What you should do » Leave out the images and repeat the listing below without a single change.

Listed entries »
********
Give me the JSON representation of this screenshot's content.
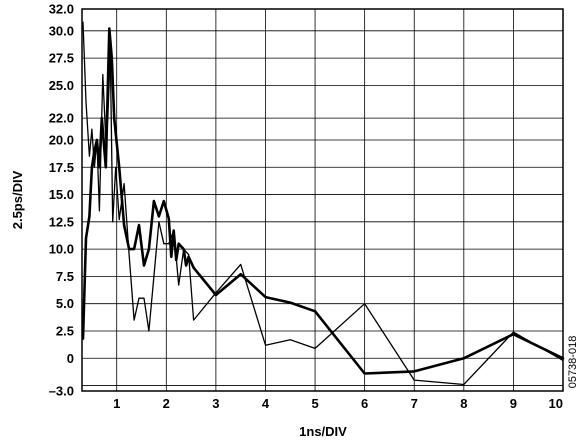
{
  "figure_id": "05738-018",
  "chart_data": {
    "type": "line",
    "xlabel": "1ns/DIV",
    "ylabel": "2.5ps/DIV",
    "xlim": [
      0.3,
      10
    ],
    "ylim": [
      -3.0,
      32.0
    ],
    "x_ticks": [
      1,
      2,
      3,
      4,
      5,
      6,
      7,
      8,
      9,
      10
    ],
    "x_tick_labels": [
      "1",
      "2",
      "3",
      "4",
      "5",
      "6",
      "7",
      "8",
      "9",
      "10"
    ],
    "y_gridlines": [
      -3.0,
      -2.5,
      0,
      2.5,
      5.0,
      7.5,
      10.0,
      12.5,
      15.0,
      17.5,
      20.0,
      22.0,
      25.0,
      27.5,
      30.0,
      32.0
    ],
    "y_ticks": [
      {
        "value": 32.0,
        "label": "32.0"
      },
      {
        "value": 30.0,
        "label": "30.0"
      },
      {
        "value": 27.5,
        "label": "27.5"
      },
      {
        "value": 25.0,
        "label": "25.0"
      },
      {
        "value": 22.0,
        "label": "22.0"
      },
      {
        "value": 20.0,
        "label": "20.0"
      },
      {
        "value": 17.5,
        "label": "17.5"
      },
      {
        "value": 15.0,
        "label": "15.0"
      },
      {
        "value": 12.5,
        "label": "12.5"
      },
      {
        "value": 10.0,
        "label": "10.0"
      },
      {
        "value": 7.5,
        "label": "7.5"
      },
      {
        "value": 5.0,
        "label": "5.0"
      },
      {
        "value": 2.5,
        "label": "2.5"
      },
      {
        "value": 0,
        "label": "0"
      },
      {
        "value": -3.0,
        "label": "–3.0"
      }
    ],
    "grid": true,
    "series": [
      {
        "color": "#000000",
        "weight": "thick",
        "points": [
          [
            0.32,
            1.8
          ],
          [
            0.38,
            11.0
          ],
          [
            0.45,
            13.0
          ],
          [
            0.5,
            17.5
          ],
          [
            0.55,
            19.0
          ],
          [
            0.6,
            20.0
          ],
          [
            0.65,
            17.5
          ],
          [
            0.7,
            22.0
          ],
          [
            0.78,
            17.5
          ],
          [
            0.85,
            30.2
          ],
          [
            0.9,
            27.5
          ],
          [
            0.95,
            22.0
          ],
          [
            1.05,
            17.5
          ],
          [
            1.15,
            12.2
          ],
          [
            1.25,
            10.0
          ],
          [
            1.35,
            10.0
          ],
          [
            1.45,
            12.2
          ],
          [
            1.55,
            8.5
          ],
          [
            1.65,
            10.0
          ],
          [
            1.75,
            14.4
          ],
          [
            1.85,
            13.0
          ],
          [
            1.95,
            14.4
          ],
          [
            2.05,
            12.8
          ],
          [
            2.1,
            9.3
          ],
          [
            2.15,
            11.7
          ],
          [
            2.2,
            9.0
          ],
          [
            2.25,
            10.5
          ],
          [
            2.35,
            10.0
          ],
          [
            2.4,
            8.5
          ],
          [
            2.45,
            9.3
          ],
          [
            2.55,
            8.3
          ],
          [
            3.0,
            5.8
          ],
          [
            3.5,
            7.7
          ],
          [
            4.0,
            5.6
          ],
          [
            4.5,
            5.1
          ],
          [
            5.0,
            4.3
          ],
          [
            6.0,
            -1.4
          ],
          [
            7.0,
            -1.2
          ],
          [
            8.0,
            0.0
          ],
          [
            9.0,
            2.2
          ],
          [
            10.0,
            0.0
          ]
        ]
      },
      {
        "color": "#000000",
        "weight": "thin",
        "points": [
          [
            0.32,
            30.8
          ],
          [
            0.38,
            23.5
          ],
          [
            0.45,
            18.5
          ],
          [
            0.5,
            21.0
          ],
          [
            0.55,
            17.5
          ],
          [
            0.6,
            20.0
          ],
          [
            0.65,
            13.5
          ],
          [
            0.72,
            26.0
          ],
          [
            0.78,
            20.0
          ],
          [
            0.82,
            22.0
          ],
          [
            0.87,
            28.0
          ],
          [
            0.92,
            12.5
          ],
          [
            0.98,
            17.5
          ],
          [
            1.05,
            12.7
          ],
          [
            1.15,
            16.0
          ],
          [
            1.25,
            9.5
          ],
          [
            1.35,
            3.5
          ],
          [
            1.45,
            5.5
          ],
          [
            1.55,
            5.5
          ],
          [
            1.65,
            2.5
          ],
          [
            1.75,
            7.5
          ],
          [
            1.85,
            12.5
          ],
          [
            1.95,
            10.5
          ],
          [
            2.05,
            10.5
          ],
          [
            2.15,
            11.7
          ],
          [
            2.25,
            6.7
          ],
          [
            2.35,
            10.0
          ],
          [
            2.45,
            9.5
          ],
          [
            2.55,
            3.5
          ],
          [
            3.0,
            6.0
          ],
          [
            3.5,
            8.6
          ],
          [
            4.0,
            1.2
          ],
          [
            4.5,
            1.7
          ],
          [
            5.0,
            0.9
          ],
          [
            6.0,
            5.0
          ],
          [
            7.0,
            -2.0
          ],
          [
            8.0,
            -2.4
          ],
          [
            9.0,
            2.4
          ],
          [
            10.0,
            -0.2
          ]
        ]
      }
    ]
  }
}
********
Answer to this task »
Give me the JSON representation of this screenshot's content.
{
  "figure_id": "05738-018",
  "chart_data": {
    "type": "line",
    "xlabel": "1ns/DIV",
    "ylabel": "2.5ps/DIV",
    "xlim": [
      0.3,
      10
    ],
    "ylim": [
      -3.0,
      32.0
    ],
    "x_ticks": [
      1,
      2,
      3,
      4,
      5,
      6,
      7,
      8,
      9,
      10
    ],
    "x_tick_labels": [
      "1",
      "2",
      "3",
      "4",
      "5",
      "6",
      "7",
      "8",
      "9",
      "10"
    ],
    "y_gridlines": [
      -3.0,
      -2.5,
      0,
      2.5,
      5.0,
      7.5,
      10.0,
      12.5,
      15.0,
      17.5,
      20.0,
      22.0,
      25.0,
      27.5,
      30.0,
      32.0
    ],
    "y_ticks": [
      {
        "value": 32.0,
        "label": "32.0"
      },
      {
        "value": 30.0,
        "label": "30.0"
      },
      {
        "value": 27.5,
        "label": "27.5"
      },
      {
        "value": 25.0,
        "label": "25.0"
      },
      {
        "value": 22.0,
        "label": "22.0"
      },
      {
        "value": 20.0,
        "label": "20.0"
      },
      {
        "value": 17.5,
        "label": "17.5"
      },
      {
        "value": 15.0,
        "label": "15.0"
      },
      {
        "value": 12.5,
        "label": "12.5"
      },
      {
        "value": 10.0,
        "label": "10.0"
      },
      {
        "value": 7.5,
        "label": "7.5"
      },
      {
        "value": 5.0,
        "label": "5.0"
      },
      {
        "value": 2.5,
        "label": "2.5"
      },
      {
        "value": 0,
        "label": "0"
      },
      {
        "value": -3.0,
        "label": "–3.0"
      }
    ],
    "grid": true,
    "series": [
      {
        "color": "#000000",
        "weight": "thick",
        "points": [
          [
            0.32,
            1.8
          ],
          [
            0.38,
            11.0
          ],
          [
            0.45,
            13.0
          ],
          [
            0.5,
            17.5
          ],
          [
            0.55,
            19.0
          ],
          [
            0.6,
            20.0
          ],
          [
            0.65,
            17.5
          ],
          [
            0.7,
            22.0
          ],
          [
            0.78,
            17.5
          ],
          [
            0.85,
            30.2
          ],
          [
            0.9,
            27.5
          ],
          [
            0.95,
            22.0
          ],
          [
            1.05,
            17.5
          ],
          [
            1.15,
            12.2
          ],
          [
            1.25,
            10.0
          ],
          [
            1.35,
            10.0
          ],
          [
            1.45,
            12.2
          ],
          [
            1.55,
            8.5
          ],
          [
            1.65,
            10.0
          ],
          [
            1.75,
            14.4
          ],
          [
            1.85,
            13.0
          ],
          [
            1.95,
            14.4
          ],
          [
            2.05,
            12.8
          ],
          [
            2.1,
            9.3
          ],
          [
            2.15,
            11.7
          ],
          [
            2.2,
            9.0
          ],
          [
            2.25,
            10.5
          ],
          [
            2.35,
            10.0
          ],
          [
            2.4,
            8.5
          ],
          [
            2.45,
            9.3
          ],
          [
            2.55,
            8.3
          ],
          [
            3.0,
            5.8
          ],
          [
            3.5,
            7.7
          ],
          [
            4.0,
            5.6
          ],
          [
            4.5,
            5.1
          ],
          [
            5.0,
            4.3
          ],
          [
            6.0,
            -1.4
          ],
          [
            7.0,
            -1.2
          ],
          [
            8.0,
            0.0
          ],
          [
            9.0,
            2.2
          ],
          [
            10.0,
            0.0
          ]
        ]
      },
      {
        "color": "#000000",
        "weight": "thin",
        "points": [
          [
            0.32,
            30.8
          ],
          [
            0.38,
            23.5
          ],
          [
            0.45,
            18.5
          ],
          [
            0.5,
            21.0
          ],
          [
            0.55,
            17.5
          ],
          [
            0.6,
            20.0
          ],
          [
            0.65,
            13.5
          ],
          [
            0.72,
            26.0
          ],
          [
            0.78,
            20.0
          ],
          [
            0.82,
            22.0
          ],
          [
            0.87,
            28.0
          ],
          [
            0.92,
            12.5
          ],
          [
            0.98,
            17.5
          ],
          [
            1.05,
            12.7
          ],
          [
            1.15,
            16.0
          ],
          [
            1.25,
            9.5
          ],
          [
            1.35,
            3.5
          ],
          [
            1.45,
            5.5
          ],
          [
            1.55,
            5.5
          ],
          [
            1.65,
            2.5
          ],
          [
            1.75,
            7.5
          ],
          [
            1.85,
            12.5
          ],
          [
            1.95,
            10.5
          ],
          [
            2.05,
            10.5
          ],
          [
            2.15,
            11.7
          ],
          [
            2.25,
            6.7
          ],
          [
            2.35,
            10.0
          ],
          [
            2.45,
            9.5
          ],
          [
            2.55,
            3.5
          ],
          [
            3.0,
            6.0
          ],
          [
            3.5,
            8.6
          ],
          [
            4.0,
            1.2
          ],
          [
            4.5,
            1.7
          ],
          [
            5.0,
            0.9
          ],
          [
            6.0,
            5.0
          ],
          [
            7.0,
            -2.0
          ],
          [
            8.0,
            -2.4
          ],
          [
            9.0,
            2.4
          ],
          [
            10.0,
            -0.2
          ]
        ]
      }
    ]
  }
}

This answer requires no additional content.